Exercise details:
Quote the records in full and leave their pictures out.

Some records
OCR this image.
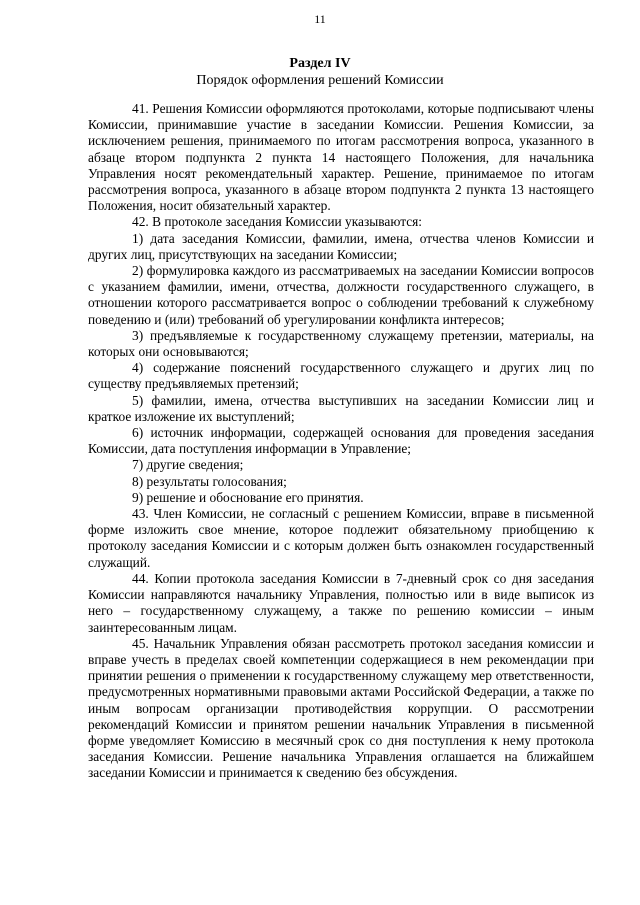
11
Раздел IV
Порядок оформления решений Комиссии

41. Решения Комиссии оформляются протоколами, которые подписывают члены Комиссии, принимавшие участие в заседании Комиссии. Решения Комиссии, за исключением решения, принимаемого по итогам рассмотрения вопроса, указанного в абзаце втором подпункта 2 пункта 14 настоящего Положения, для начальника Управления носят рекомендательный характер. Решение, принимаемое по итогам рассмотрения вопроса, указанного в абзаце втором подпункта 2 пункта 13 настоящего Положения, носит обязательный характер.

42. В протоколе заседания Комиссии указываются:

1) дата заседания Комиссии, фамилии, имена, отчества членов Комиссии и других лиц, присутствующих на заседании Комиссии;

2) формулировка каждого из рассматриваемых на заседании Комиссии вопросов с указанием фамилии, имени, отчества, должности государственного служащего, в отношении которого рассматривается вопрос о соблюдении требований к служебному поведению и (или) требований об урегулировании конфликта интересов;

3) предъявляемые к государственному служащему претензии, материалы, на которых они основываются;

4) содержание пояснений государственного служащего и других лиц по существу предъявляемых претензий;

5) фамилии, имена, отчества выступивших на заседании Комиссии лиц и краткое изложение их выступлений;

6) источник информации, содержащей основания для проведения заседания Комиссии, дата поступления информации в Управление;

7) другие сведения;

8) результаты голосования;

9) решение и обоснование его принятия.

43. Член Комиссии, не согласный с решением Комиссии, вправе в письменной форме изложить свое мнение, которое подлежит обязательному приобщению к протоколу заседания Комиссии и с которым должен быть ознакомлен государственный служащий.

44. Копии протокола заседания Комиссии в 7-дневный срок со дня заседания Комиссии направляются начальнику Управления, полностью или в виде выписок из него – государственному служащему, а также по решению комиссии – иным заинтересованным лицам.

45. Начальник Управления обязан рассмотреть протокол заседания комиссии и вправе учесть в пределах своей компетенции содержащиеся в нем рекомендации при принятии решения о применении к государственному служащему мер ответственности, предусмотренных нормативными правовыми актами Российской Федерации, а также по иным вопросам организации противодействия коррупции. О рассмотрении рекомендаций Комиссии и принятом решении начальник Управления в письменной форме уведомляет Комиссию в месячный срок со дня поступления к нему протокола заседания Комиссии. Решение начальника Управления оглашается на ближайшем заседании Комиссии и принимается к сведению без обсуждения.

Expected output:
OCR this image.
11
Раздел IV
Порядок оформления решений Комиссии

41. Решения Комиссии оформляются протоколами, которые подписывают члены Комиссии, принимавшие участие в заседании Комиссии. Решения Комиссии, за исключением решения, принимаемого по итогам рассмотрения вопроса, указанного в абзаце втором подпункта 2 пункта 14 настоящего Положения, для начальника Управления носят рекомендательный характер. Решение, принимаемое по итогам рассмотрения вопроса, указанного в абзаце втором подпункта 2 пункта 13 настоящего Положения, носит обязательный характер.

42. В протоколе заседания Комиссии указываются:

1) дата заседания Комиссии, фамилии, имена, отчества членов Комиссии и других лиц, присутствующих на заседании Комиссии;

2) формулировка каждого из рассматриваемых на заседании Комиссии вопросов с указанием фамилии, имени, отчества, должности государственного служащего, в отношении которого рассматривается вопрос о соблюдении требований к служебному поведению и (или) требований об урегулировании конфликта интересов;

3) предъявляемые к государственному служащему претензии, материалы, на которых они основываются;

4) содержание пояснений государственного служащего и других лиц по существу предъявляемых претензий;

5) фамилии, имена, отчества выступивших на заседании Комиссии лиц и краткое изложение их выступлений;

6) источник информации, содержащей основания для проведения заседания Комиссии, дата поступления информации в Управление;

7) другие сведения;

8) результаты голосования;

9) решение и обоснование его принятия.

43. Член Комиссии, не согласный с решением Комиссии, вправе в письменной форме изложить свое мнение, которое подлежит обязательному приобщению к протоколу заседания Комиссии и с которым должен быть ознакомлен государственный служащий.

44. Копии протокола заседания Комиссии в 7-дневный срок со дня заседания Комиссии направляются начальнику Управления, полностью или в виде выписок из него – государственному служащему, а также по решению комиссии – иным заинтересованным лицам.

45. Начальник Управления обязан рассмотреть протокол заседания комиссии и вправе учесть в пределах своей компетенции содержащиеся в нем рекомендации при принятии решения о применении к государственному служащему мер ответственности, предусмотренных нормативными правовыми актами Российской Федерации, а также по иным вопросам организации противодействия коррупции. О рассмотрении рекомендаций Комиссии и принятом решении начальник Управления в письменной форме уведомляет Комиссию в месячный срок со дня поступления к нему протокола заседания Комиссии. Решение начальника Управления оглашается на ближайшем заседании Комиссии и принимается к сведению без обсуждения.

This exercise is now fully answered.